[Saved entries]
-- START --

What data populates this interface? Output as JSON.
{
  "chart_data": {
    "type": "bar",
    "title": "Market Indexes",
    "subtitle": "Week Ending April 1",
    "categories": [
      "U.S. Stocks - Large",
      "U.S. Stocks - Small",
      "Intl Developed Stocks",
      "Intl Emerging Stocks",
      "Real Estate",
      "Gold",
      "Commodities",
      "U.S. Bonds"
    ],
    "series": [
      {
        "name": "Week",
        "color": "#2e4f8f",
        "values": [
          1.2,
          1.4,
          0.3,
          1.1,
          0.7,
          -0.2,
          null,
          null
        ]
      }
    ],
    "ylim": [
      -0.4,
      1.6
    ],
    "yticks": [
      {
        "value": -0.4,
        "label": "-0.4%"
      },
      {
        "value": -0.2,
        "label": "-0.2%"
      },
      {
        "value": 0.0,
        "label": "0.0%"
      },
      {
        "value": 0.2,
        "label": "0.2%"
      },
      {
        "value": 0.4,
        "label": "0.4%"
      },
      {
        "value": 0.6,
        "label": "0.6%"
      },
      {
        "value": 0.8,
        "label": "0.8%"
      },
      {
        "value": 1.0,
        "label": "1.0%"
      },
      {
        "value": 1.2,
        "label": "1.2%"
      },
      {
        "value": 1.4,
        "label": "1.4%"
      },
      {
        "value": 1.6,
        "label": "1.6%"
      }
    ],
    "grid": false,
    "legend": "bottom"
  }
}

-- END --
-- START --

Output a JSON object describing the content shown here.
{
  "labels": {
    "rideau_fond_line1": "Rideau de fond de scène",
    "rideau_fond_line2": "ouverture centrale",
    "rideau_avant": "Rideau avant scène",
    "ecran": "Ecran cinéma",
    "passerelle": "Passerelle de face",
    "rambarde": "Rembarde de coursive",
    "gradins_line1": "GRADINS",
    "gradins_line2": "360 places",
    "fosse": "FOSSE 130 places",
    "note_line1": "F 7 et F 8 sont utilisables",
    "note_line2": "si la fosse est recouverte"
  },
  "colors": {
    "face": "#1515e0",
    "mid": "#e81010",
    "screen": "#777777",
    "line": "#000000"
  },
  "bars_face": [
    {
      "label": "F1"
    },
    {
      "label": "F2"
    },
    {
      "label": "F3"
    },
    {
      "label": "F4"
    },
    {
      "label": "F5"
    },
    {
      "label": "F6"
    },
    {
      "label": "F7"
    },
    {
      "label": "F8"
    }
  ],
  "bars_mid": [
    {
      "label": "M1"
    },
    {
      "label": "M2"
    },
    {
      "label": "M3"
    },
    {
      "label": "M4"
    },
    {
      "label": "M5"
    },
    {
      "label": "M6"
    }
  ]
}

-- END --

**What needs to be done:**
Note each line of the entries that has "JSON" in it, and copy those lines.

**The response:**
What data populates this interface? Output as JSON.
Output a JSON object describing the content shown here.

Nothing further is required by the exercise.